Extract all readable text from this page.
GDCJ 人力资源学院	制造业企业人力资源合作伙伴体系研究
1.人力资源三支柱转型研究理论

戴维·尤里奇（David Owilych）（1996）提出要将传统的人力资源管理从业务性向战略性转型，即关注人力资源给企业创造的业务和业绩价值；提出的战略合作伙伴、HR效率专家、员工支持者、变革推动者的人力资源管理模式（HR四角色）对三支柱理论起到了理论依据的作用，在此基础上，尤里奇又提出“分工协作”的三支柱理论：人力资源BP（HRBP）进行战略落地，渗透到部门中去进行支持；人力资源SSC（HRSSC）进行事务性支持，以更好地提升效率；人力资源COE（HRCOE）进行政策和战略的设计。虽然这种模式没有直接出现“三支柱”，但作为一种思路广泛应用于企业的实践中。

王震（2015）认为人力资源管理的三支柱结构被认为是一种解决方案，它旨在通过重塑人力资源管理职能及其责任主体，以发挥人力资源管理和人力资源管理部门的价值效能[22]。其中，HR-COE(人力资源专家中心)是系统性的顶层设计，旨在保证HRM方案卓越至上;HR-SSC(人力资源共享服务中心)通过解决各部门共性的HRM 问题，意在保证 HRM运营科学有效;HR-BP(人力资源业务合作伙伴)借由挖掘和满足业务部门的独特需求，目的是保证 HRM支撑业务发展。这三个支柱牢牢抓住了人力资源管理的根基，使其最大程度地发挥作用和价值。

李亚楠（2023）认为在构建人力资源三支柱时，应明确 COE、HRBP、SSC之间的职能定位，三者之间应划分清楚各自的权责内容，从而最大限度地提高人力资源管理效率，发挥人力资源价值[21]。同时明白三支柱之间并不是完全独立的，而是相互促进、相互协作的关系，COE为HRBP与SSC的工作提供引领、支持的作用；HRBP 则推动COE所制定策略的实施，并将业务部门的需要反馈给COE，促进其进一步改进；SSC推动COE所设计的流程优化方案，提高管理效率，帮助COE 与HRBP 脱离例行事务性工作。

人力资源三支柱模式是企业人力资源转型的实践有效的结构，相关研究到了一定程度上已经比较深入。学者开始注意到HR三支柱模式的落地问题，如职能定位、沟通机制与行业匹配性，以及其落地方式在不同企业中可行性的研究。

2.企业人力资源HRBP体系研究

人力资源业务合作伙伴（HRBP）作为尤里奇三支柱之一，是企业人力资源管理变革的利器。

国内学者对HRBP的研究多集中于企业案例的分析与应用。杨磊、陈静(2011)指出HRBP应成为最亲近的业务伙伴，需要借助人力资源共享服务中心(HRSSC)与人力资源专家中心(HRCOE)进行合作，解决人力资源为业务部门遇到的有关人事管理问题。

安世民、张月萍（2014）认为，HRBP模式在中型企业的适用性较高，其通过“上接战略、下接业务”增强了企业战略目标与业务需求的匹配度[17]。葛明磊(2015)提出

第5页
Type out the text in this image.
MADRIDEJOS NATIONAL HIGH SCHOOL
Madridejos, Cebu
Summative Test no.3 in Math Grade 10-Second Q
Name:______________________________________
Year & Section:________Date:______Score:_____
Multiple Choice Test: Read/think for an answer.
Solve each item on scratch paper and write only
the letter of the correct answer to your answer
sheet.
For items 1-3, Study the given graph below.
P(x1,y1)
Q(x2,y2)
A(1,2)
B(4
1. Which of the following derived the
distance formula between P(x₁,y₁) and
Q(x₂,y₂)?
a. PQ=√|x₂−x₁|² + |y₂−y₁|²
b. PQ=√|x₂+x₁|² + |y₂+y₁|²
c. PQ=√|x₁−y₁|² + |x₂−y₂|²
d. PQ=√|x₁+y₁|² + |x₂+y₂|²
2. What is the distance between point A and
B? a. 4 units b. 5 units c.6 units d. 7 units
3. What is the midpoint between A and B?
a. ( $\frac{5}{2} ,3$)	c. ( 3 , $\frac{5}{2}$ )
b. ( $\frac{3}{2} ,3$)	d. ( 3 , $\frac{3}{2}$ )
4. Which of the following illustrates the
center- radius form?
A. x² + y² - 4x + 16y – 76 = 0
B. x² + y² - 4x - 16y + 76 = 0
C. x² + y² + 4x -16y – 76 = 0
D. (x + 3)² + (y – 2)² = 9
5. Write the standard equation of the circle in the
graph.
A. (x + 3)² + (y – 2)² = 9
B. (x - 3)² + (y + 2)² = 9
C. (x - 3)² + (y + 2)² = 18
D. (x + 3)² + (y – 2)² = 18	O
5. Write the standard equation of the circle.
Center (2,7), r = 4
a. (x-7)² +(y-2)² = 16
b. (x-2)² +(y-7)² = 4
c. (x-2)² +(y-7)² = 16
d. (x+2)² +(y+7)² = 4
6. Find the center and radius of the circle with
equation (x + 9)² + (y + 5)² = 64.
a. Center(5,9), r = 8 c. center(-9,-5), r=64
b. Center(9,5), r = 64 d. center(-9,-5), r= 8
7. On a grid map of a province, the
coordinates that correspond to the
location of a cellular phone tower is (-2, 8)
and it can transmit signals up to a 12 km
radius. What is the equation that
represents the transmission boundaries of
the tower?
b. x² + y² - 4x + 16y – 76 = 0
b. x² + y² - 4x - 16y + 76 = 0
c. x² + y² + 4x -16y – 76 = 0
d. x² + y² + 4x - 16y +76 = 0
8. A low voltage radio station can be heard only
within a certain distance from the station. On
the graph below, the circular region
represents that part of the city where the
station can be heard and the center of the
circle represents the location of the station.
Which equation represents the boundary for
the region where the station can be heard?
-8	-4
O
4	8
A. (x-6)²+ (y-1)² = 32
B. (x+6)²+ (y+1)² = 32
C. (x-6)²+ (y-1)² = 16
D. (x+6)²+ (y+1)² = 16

------------

THE REQUEST:
All of the material above needs to be retyped word for word.

RIGHT ANSWER:
Extract all readable text from this page.
GDCJ 人力资源学院	制造业企业人力资源合作伙伴体系研究
1.人力资源三支柱转型研究理论

戴维·尤里奇（David Owilych）（1996）提出要将传统的人力资源管理从业务性向战略性转型，即关注人力资源给企业创造的业务和业绩价值；提出的战略合作伙伴、HR效率专家、员工支持者、变革推动者的人力资源管理模式（HR四角色）对三支柱理论起到了理论依据的作用，在此基础上，尤里奇又提出“分工协作”的三支柱理论：人力资源BP（HRBP）进行战略落地，渗透到部门中去进行支持；人力资源SSC（HRSSC）进行事务性支持，以更好地提升效率；人力资源COE（HRCOE）进行政策和战略的设计。虽然这种模式没有直接出现“三支柱”，但作为一种思路广泛应用于企业的实践中。

王震（2015）认为人力资源管理的三支柱结构被认为是一种解决方案，它旨在通过重塑人力资源管理职能及其责任主体，以发挥人力资源管理和人力资源管理部门的价值效能[22]。其中，HR-COE(人力资源专家中心)是系统性的顶层设计，旨在保证HRM方案卓越至上;HR-SSC(人力资源共享服务中心)通过解决各部门共性的HRM 问题，意在保证 HRM运营科学有效;HR-BP(人力资源业务合作伙伴)借由挖掘和满足业务部门的独特需求，目的是保证 HRM支撑业务发展。这三个支柱牢牢抓住了人力资源管理的根基，使其最大程度地发挥作用和价值。

李亚楠（2023）认为在构建人力资源三支柱时，应明确 COE、HRBP、SSC之间的职能定位，三者之间应划分清楚各自的权责内容，从而最大限度地提高人力资源管理效率，发挥人力资源价值[21]。同时明白三支柱之间并不是完全独立的，而是相互促进、相互协作的关系，COE为HRBP与SSC的工作提供引领、支持的作用；HRBP 则推动COE所制定策略的实施，并将业务部门的需要反馈给COE，促进其进一步改进；SSC推动COE所设计的流程优化方案，提高管理效率，帮助COE 与HRBP 脱离例行事务性工作。

人力资源三支柱模式是企业人力资源转型的实践有效的结构，相关研究到了一定程度上已经比较深入。学者开始注意到HR三支柱模式的落地问题，如职能定位、沟通机制与行业匹配性，以及其落地方式在不同企业中可行性的研究。

2.企业人力资源HRBP体系研究

人力资源业务合作伙伴（HRBP）作为尤里奇三支柱之一，是企业人力资源管理变革的利器。

国内学者对HRBP的研究多集中于企业案例的分析与应用。杨磊、陈静(2011)指出HRBP应成为最亲近的业务伙伴，需要借助人力资源共享服务中心(HRSSC)与人力资源专家中心(HRCOE)进行合作，解决人力资源为业务部门遇到的有关人事管理问题。

安世民、张月萍（2014）认为，HRBP模式在中型企业的适用性较高，其通过“上接战略、下接业务”增强了企业战略目标与业务需求的匹配度[17]。葛明磊(2015)提出

第5页
Type out the text in this image.
MADRIDEJOS NATIONAL HIGH SCHOOL
Madridejos, Cebu
Summative Test no.3 in Math Grade 10-Second Q
Name:______________________________________
Year & Section:________Date:______Score:_____
Multiple Choice Test: Read/think for an answer.
Solve each item on scratch paper and write only
the letter of the correct answer to your answer
sheet.
For items 1-3, Study the given graph below.
P(x1,y1)
Q(x2,y2)
A(1,2)
B(4
1. Which of the following derived the
distance formula between P(x₁,y₁) and
Q(x₂,y₂)?
a. PQ=√|x₂−x₁|² + |y₂−y₁|²
b. PQ=√|x₂+x₁|² + |y₂+y₁|²
c. PQ=√|x₁−y₁|² + |x₂−y₂|²
d. PQ=√|x₁+y₁|² + |x₂+y₂|²
2. What is the distance between point A and
B? a. 4 units b. 5 units c.6 units d. 7 units
3. What is the midpoint between A and B?
a. ( $\frac{5}{2} ,3$)	c. ( 3 , $\frac{5}{2}$ )
b. ( $\frac{3}{2} ,3$)	d. ( 3 , $\frac{3}{2}$ )
4. Which of the following illustrates the
center- radius form?
A. x² + y² - 4x + 16y – 76 = 0
B. x² + y² - 4x - 16y + 76 = 0
C. x² + y² + 4x -16y – 76 = 0
D. (x + 3)² + (y – 2)² = 9
5. Write the standard equation of the circle in the
graph.
A. (x + 3)² + (y – 2)² = 9
B. (x - 3)² + (y + 2)² = 9
C. (x - 3)² + (y + 2)² = 18
D. (x + 3)² + (y – 2)² = 18	O
5. Write the standard equation of the circle.
Center (2,7), r = 4
a. (x-7)² +(y-2)² = 16
b. (x-2)² +(y-7)² = 4
c. (x-2)² +(y-7)² = 16
d. (x+2)² +(y+7)² = 4
6. Find the center and radius of the circle with
equation (x + 9)² + (y + 5)² = 64.
a. Center(5,9), r = 8 c. center(-9,-5), r=64
b. Center(9,5), r = 64 d. center(-9,-5), r= 8
7. On a grid map of a province, the
coordinates that correspond to the
location of a cellular phone tower is (-2, 8)
and it can transmit signals up to a 12 km
radius. What is the equation that
represents the transmission boundaries of
the tower?
b. x² + y² - 4x + 16y – 76 = 0
b. x² + y² - 4x - 16y + 76 = 0
c. x² + y² + 4x -16y – 76 = 0
d. x² + y² + 4x - 16y +76 = 0
8. A low voltage radio station can be heard only
within a certain distance from the station. On
the graph below, the circular region
represents that part of the city where the
station can be heard and the center of the
circle represents the location of the station.
Which equation represents the boundary for
the region where the station can be heard?
-8	-4
O
4	8
A. (x-6)²+ (y-1)² = 32
B. (x+6)²+ (y+1)² = 32
C. (x-6)²+ (y-1)² = 16
D. (x+6)²+ (y+1)² = 16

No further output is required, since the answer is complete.